### Entries supplied

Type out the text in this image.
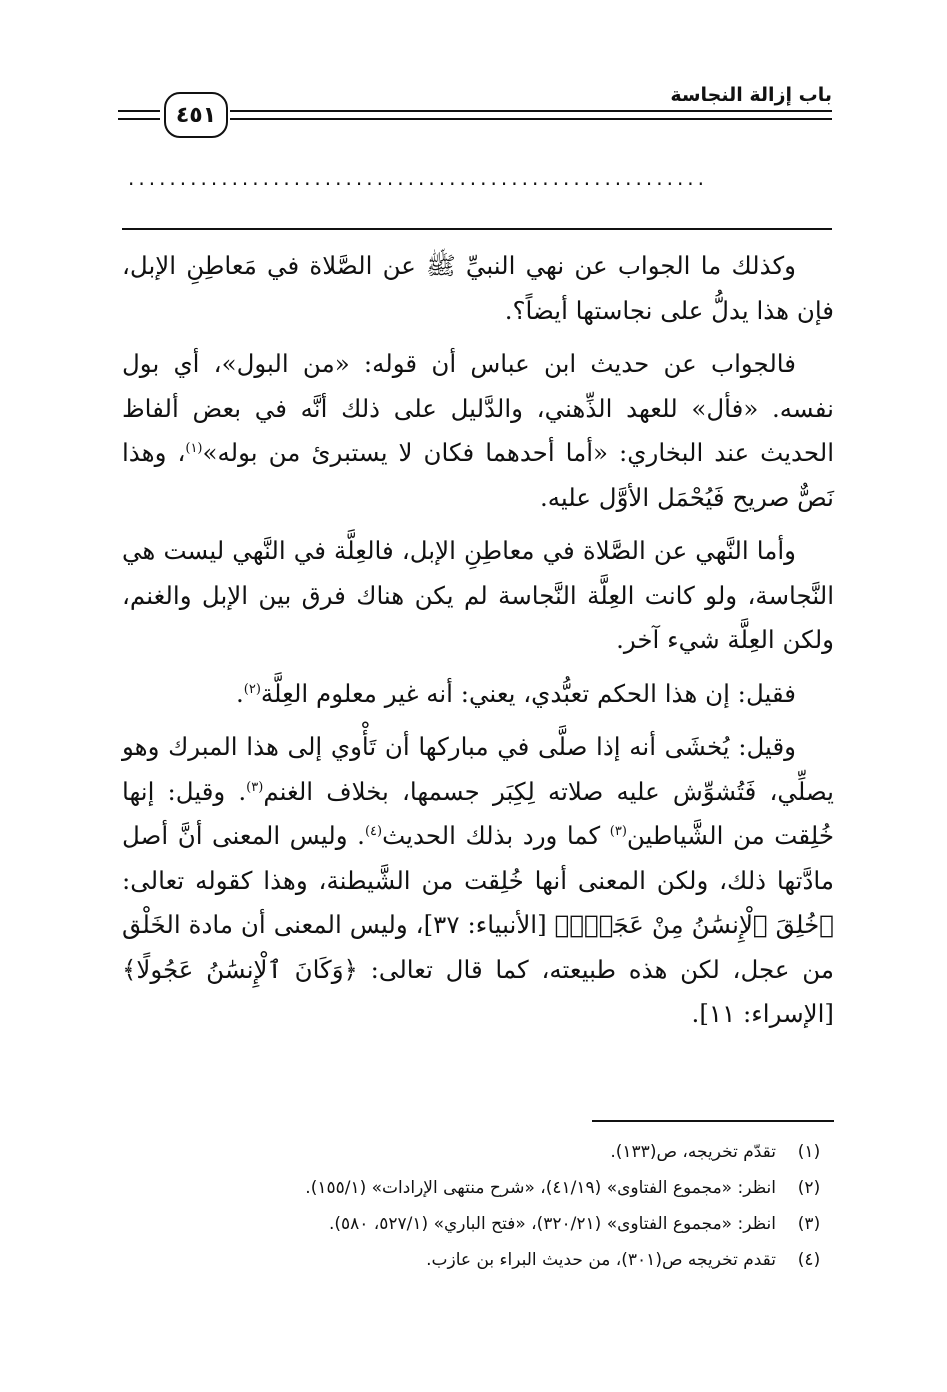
٤٥١
باب إزالة النجاسة
........................................................

وكذلك ما الجواب عن نهي النبيِّ ﷺ عن الصَّلاة في مَعاطِنِ الإبل، فإن هذا يدلُّ على نجاستها أيضاً؟.

فالجواب عن حديث ابن عباس أن قوله: «من البول»، أي بول نفسه. «فأل» للعهد الذِّهني، والدَّليل على ذلك أنَّه في بعض ألفاظ الحديث عند البخاري: «أما أحدهما فكان لا يستبرئ من بوله»$^{(١)}$، وهذا نَصٌّ صريح فَيُحْمَل الأوَّل عليه.

وأما النَّهي عن الصَّلاة في معاطِنِ الإبل، فالعِلَّة في النَّهي ليست هي النَّجاسة، ولو كانت العِلَّة النَّجاسة لم يكن هناك فرق بين الإبل والغنم، ولكن العِلَّة شيء آخر.

فقيل: إن هذا الحكم تعبُّدي، يعني: أنه غير معلوم العِلَّة$^{(٢)}$.

وقيل: يُخشَى أنه إذا صلَّى في مباركها أن تَأْوي إلى هذا المبرك وهو يصلِّي، فَتُشوِّش عليه صلاته لِكِبَر جسمها، بخلاف الغنم$^{(٣)}$. وقيل: إنها خُلِقت من الشَّياطين$^{(٣)}$ كما ورد بذلك الحديث$^{(٤)}$. وليس المعنى أنَّ أصل مادَّتها ذلك، ولكن المعنى أنها خُلِقت من الشَّيطنة، وهذا كقوله تعالى: ﴿خُلِقَ ٱلْإِنسَٰنُ مِنْ عَجَلٍۚ﴾ [الأنبياء: ٣٧]، وليس المعنى أن مادة الخَلْق من عجل، لكن هذه طبيعته، كما قال تعالى: ﴿وَكَانَ ٱلْإِنسَٰنُ عَجُولًا﴾ [الإسراء: ١١].

(١)
تقدّم تخريجه، ص(١٣٣).
(٢)
انظر: «مجموع الفتاوى» (٤١/١٩)، «شرح منتهى الإرادات» (١٥٥/١).
(٣)
انظر: «مجموع الفتاوى» (٣٢٠/٢١)، «فتح الباري» (٥٢٧/١، ٥٨٠).
(٤)
تقدم تخريجه ص(٣٠١)، من حديث البراء بن عازب.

######

_Short task_
Take the listing above and restate it word for word, without its pictures.

_Full solution_
Type out the text in this image.
٤٥١
باب إزالة النجاسة
........................................................

وكذلك ما الجواب عن نهي النبيِّ ﷺ عن الصَّلاة في مَعاطِنِ الإبل، فإن هذا يدلُّ على نجاستها أيضاً؟.

فالجواب عن حديث ابن عباس أن قوله: «من البول»، أي بول نفسه. «فأل» للعهد الذِّهني، والدَّليل على ذلك أنَّه في بعض ألفاظ الحديث عند البخاري: «أما أحدهما فكان لا يستبرئ من بوله»$^{(١)}$، وهذا نَصٌّ صريح فَيُحْمَل الأوَّل عليه.

وأما النَّهي عن الصَّلاة في معاطِنِ الإبل، فالعِلَّة في النَّهي ليست هي النَّجاسة، ولو كانت العِلَّة النَّجاسة لم يكن هناك فرق بين الإبل والغنم، ولكن العِلَّة شيء آخر.

فقيل: إن هذا الحكم تعبُّدي، يعني: أنه غير معلوم العِلَّة$^{(٢)}$.

وقيل: يُخشَى أنه إذا صلَّى في مباركها أن تَأْوي إلى هذا المبرك وهو يصلِّي، فَتُشوِّش عليه صلاته لِكِبَر جسمها، بخلاف الغنم$^{(٣)}$. وقيل: إنها خُلِقت من الشَّياطين$^{(٣)}$ كما ورد بذلك الحديث$^{(٤)}$. وليس المعنى أنَّ أصل مادَّتها ذلك، ولكن المعنى أنها خُلِقت من الشَّيطنة، وهذا كقوله تعالى: ﴿خُلِقَ ٱلْإِنسَٰنُ مِنْ عَجَلٍۚ﴾ [الأنبياء: ٣٧]، وليس المعنى أن مادة الخَلْق من عجل، لكن هذه طبيعته، كما قال تعالى: ﴿وَكَانَ ٱلْإِنسَٰنُ عَجُولًا﴾ [الإسراء: ١١].

(١)
تقدّم تخريجه، ص(١٣٣).
(٢)
انظر: «مجموع الفتاوى» (٤١/١٩)، «شرح منتهى الإرادات» (١٥٥/١).
(٣)
انظر: «مجموع الفتاوى» (٣٢٠/٢١)، «فتح الباري» (٥٢٧/١، ٥٨٠).
(٤)
تقدم تخريجه ص(٣٠١)، من حديث البراء بن عازب.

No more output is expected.